_Reading text_
━━━━━━━━━━━━━━━━━━━━

Files
ExperionCrawler/dxf-graph/pid_extractor.py
2026-05-08 17:22:10 +09:00

613 lines
21 KiB
Python

"""
P&ID Extractor - DXF/PDF → Claude Vision API → CSV → PostgreSQL
Extracts: Equipment Name, Tag No., Instrument Type, Line Number, P&ID Drawing No.
"""
import os
import json
import csv
import base64
import re
import logging
from pathlib import Path
from datetime import datetime
from dataclasses import dataclass, field, asdict
from typing import Optional
import anthropic
logging.basicConfig(
level=logging.INFO,
format="%(asctime)s [%(levelname)s] %(message)s",
handlers=[
logging.FileHandler("logs/extractor.log"),
logging.StreamHandler()
]
)
log = logging.getLogger(__name__)
# ─────────────────────────────────────────────
# Data Model
# ─────────────────────────────────────────────
@dataclass
class PIDItem:
"""Single extracted item from a P&ID drawing."""
pid_drawing_no: str = ""
tag_no: str = ""
equipment_name: str = ""
instrument_type: str = ""
line_number: str = ""
service_description: str = ""
confidence: float = 0.0
source_file: str = ""
extracted_at: str = field(default_factory=lambda: datetime.now().isoformat())
def to_dict(self) -> dict:
return asdict(self)
# ─────────────────────────────────────────────
# File Converters
# ─────────────────────────────────────────────
def dxf_to_image(dxf_path: str, output_dir: str = "output") -> list[str]:
"""
Convert DXF file to PNG image(s) using ezdxf + matplotlib.
Returns list of image paths.
"""
try:
import ezdxf
from ezdxf.addons.drawing import RenderContext, Frontend
from ezdxf.addons.drawing.matplotlib import MatplotlibBackend
import matplotlib.pyplot as plt
doc = ezdxf.readfile(dxf_path)
msp = doc.modelspace()
fig = plt.figure(figsize=(24, 18), dpi=150)
ax = fig.add_axes([0, 0, 1, 1])
ctx = RenderContext(doc)
out = MatplotlibBackend(ax)
Frontend(ctx, out).draw_layout(msp, finalize=True)
output_path = Path(output_dir) / (Path(dxf_path).stem + ".png")
fig.savefig(output_path, dpi=150, bbox_inches="tight",
facecolor="white", edgecolor="none")
plt.close(fig)
log.info(f"DXF converted: {output_path}")
return [str(output_path)]
except ImportError:
log.warning("ezdxf/matplotlib not installed. Run: pip install ezdxf matplotlib")

━━━━━━━━━━━━━━━━━━━━

_Exercise data_
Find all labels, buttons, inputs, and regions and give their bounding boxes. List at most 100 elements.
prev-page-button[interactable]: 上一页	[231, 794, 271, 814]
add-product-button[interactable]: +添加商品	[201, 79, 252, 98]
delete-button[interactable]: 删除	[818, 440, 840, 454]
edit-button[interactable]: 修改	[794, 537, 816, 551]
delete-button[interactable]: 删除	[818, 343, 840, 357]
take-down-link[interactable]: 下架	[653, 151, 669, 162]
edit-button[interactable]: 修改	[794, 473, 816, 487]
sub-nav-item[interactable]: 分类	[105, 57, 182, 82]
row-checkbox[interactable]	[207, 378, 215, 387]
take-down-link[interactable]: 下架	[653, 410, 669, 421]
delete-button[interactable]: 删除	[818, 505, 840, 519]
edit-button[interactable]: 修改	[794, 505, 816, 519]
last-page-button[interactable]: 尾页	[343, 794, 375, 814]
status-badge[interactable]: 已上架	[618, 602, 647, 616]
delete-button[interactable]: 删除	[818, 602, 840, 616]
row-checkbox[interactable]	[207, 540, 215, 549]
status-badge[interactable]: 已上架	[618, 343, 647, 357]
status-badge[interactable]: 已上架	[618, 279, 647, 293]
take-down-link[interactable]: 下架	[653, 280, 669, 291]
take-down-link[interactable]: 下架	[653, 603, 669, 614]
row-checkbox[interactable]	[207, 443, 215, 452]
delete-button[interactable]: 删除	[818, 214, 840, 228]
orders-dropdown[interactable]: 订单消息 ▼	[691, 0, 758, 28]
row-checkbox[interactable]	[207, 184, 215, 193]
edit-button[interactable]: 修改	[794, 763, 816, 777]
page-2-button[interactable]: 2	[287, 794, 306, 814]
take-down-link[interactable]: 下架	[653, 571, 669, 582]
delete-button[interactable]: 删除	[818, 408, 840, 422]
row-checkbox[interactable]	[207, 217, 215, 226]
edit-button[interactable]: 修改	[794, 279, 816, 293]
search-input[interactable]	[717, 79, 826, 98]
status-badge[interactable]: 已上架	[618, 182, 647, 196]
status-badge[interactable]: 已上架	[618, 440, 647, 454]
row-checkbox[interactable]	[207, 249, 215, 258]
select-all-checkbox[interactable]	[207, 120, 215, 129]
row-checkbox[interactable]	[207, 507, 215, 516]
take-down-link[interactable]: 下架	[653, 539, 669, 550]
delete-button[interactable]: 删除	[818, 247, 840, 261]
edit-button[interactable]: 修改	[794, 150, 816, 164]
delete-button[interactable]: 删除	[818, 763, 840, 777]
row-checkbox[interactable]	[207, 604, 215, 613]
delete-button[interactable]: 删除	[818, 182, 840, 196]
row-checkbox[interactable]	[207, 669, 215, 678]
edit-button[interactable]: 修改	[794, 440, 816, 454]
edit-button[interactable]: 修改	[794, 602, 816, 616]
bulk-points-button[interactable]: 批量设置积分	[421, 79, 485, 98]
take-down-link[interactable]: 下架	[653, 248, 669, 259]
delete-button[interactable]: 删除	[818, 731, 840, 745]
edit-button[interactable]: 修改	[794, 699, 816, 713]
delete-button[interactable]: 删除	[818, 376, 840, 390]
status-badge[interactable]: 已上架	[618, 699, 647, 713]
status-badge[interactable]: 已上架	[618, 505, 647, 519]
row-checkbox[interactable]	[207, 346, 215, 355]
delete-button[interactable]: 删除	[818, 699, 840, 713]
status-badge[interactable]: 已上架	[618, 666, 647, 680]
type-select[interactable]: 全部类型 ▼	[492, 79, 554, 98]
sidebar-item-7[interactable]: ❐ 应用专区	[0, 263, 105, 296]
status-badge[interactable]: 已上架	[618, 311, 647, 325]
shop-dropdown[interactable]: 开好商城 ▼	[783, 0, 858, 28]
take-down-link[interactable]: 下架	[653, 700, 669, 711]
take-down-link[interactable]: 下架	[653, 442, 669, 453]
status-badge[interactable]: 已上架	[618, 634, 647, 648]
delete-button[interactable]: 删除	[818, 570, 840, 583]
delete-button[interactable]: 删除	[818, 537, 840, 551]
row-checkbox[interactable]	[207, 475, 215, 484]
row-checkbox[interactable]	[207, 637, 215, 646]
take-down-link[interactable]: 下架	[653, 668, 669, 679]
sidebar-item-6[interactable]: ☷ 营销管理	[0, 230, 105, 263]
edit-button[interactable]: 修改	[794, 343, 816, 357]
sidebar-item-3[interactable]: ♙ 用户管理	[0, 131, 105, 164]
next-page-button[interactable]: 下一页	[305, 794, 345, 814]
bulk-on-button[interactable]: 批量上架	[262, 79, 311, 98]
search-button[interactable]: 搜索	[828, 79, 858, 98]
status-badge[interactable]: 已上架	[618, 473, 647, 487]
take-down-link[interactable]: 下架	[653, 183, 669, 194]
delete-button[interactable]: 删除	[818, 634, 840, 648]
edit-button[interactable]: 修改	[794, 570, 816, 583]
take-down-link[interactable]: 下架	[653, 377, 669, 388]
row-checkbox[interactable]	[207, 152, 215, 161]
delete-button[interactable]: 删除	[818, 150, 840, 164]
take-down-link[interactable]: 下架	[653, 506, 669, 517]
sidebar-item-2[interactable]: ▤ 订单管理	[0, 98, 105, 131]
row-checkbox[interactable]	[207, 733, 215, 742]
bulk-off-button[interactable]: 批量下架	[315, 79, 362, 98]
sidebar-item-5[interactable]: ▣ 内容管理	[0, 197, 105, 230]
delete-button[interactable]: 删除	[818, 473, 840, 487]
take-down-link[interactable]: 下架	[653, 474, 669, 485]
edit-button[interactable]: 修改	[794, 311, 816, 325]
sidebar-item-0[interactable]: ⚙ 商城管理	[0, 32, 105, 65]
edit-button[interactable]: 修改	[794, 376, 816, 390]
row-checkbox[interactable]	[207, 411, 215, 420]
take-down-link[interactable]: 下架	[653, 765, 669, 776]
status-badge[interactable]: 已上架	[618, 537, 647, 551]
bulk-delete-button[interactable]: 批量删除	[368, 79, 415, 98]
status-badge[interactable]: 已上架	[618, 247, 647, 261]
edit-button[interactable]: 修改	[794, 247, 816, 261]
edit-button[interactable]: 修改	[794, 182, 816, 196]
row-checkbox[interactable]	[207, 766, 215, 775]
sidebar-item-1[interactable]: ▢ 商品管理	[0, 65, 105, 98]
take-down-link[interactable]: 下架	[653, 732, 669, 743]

━━━━━━━━━━━━━━━━━━━━

_Explore the material_
1 > From the pid_extractor.py source code, extract the passage starting with "def to_dict(self) ->" and going on through "of image paths.".
2 > Answer these questions about the pid_extractor.py source code:
(a) What file path does the logging FileHandler write to?
(b) What default value does the confidence field of PIDItem have?
(c) What figure size does dxf_to_image pass to plt.figure?
3 > Continue the pid_extractor.py source code from the point where it stops.

_Per-task answers_
1 >
def to_dict(self) -> dict:
return asdict(self)
# ─────────────────────────────────────────────
# File Converters
# ─────────────────────────────────────────────
def dxf_to_image(dxf_path: str, output_dir: str = "output") -> list[str]:
"""
Convert DXF file to PNG image(s) using ezdxf + matplotlib.
Returns list of image paths.

2 >
(a) logs/extractor.log
(b) 0.0
(c) (24, 18)

3 >
return []
except Exception as e:
log.error(f"DXF conversion failed: {e}")
return []
def pdf_to_images(pdf_path: str, output_dir: str = "output",
dpi: int = 200) -> list[str]:
"""
Convert PDF pages to PNG images using pdf2image.
Returns list of image paths.
"""
try:
from pdf2image import convert_from_path
pages = convert_from_path(pdf_path, dpi=dpi)
paths = []
stem = Path(pdf_path).stem
for i, page in enumerate(pages):
out_path = Path(output_dir) / f"{stem}_page{i+1:03d}.png"
page.save(str(out_path), "PNG")
paths.append(str(out_path))
log.info(f"PDF page {i+1} saved: {out_path}")
return paths
except ImportError:
log.warning("pdf2image not installed. Run: pip install pdf2image")
return []
except Exception as e:
log.error(f"PDF conversion failed: {e}")
return []
def dxf_text_extract(dxf_path: str) -> str:
"""
Directly extract all text entities from DXF file (faster, no image needed).
Returns concatenated text for pre-filtering.
"""
try:
import ezdxf
doc = ezdxf.readfile(dxf_path)
texts = []
for entity in doc.modelspace():
if entity.dxftype() in ("TEXT", "MTEXT", "ATTRIB", "ATTDEF"):
try:
txt = entity.dxf.text if hasattr(entity.dxf, "text") else ""
if txt.strip():
texts.append(txt.strip())
except Exception:
pass
return "\n".join(texts)
except Exception as e:
log.error(f"DXF text extraction failed: {e}")
return ""
# ─────────────────────────────────────────────
# Claude Vision Analyzer
# ─────────────────────────────────────────────
EXTRACTION_PROMPT = """You are an expert P&ID (Piping and Instrumentation Diagram) engineer.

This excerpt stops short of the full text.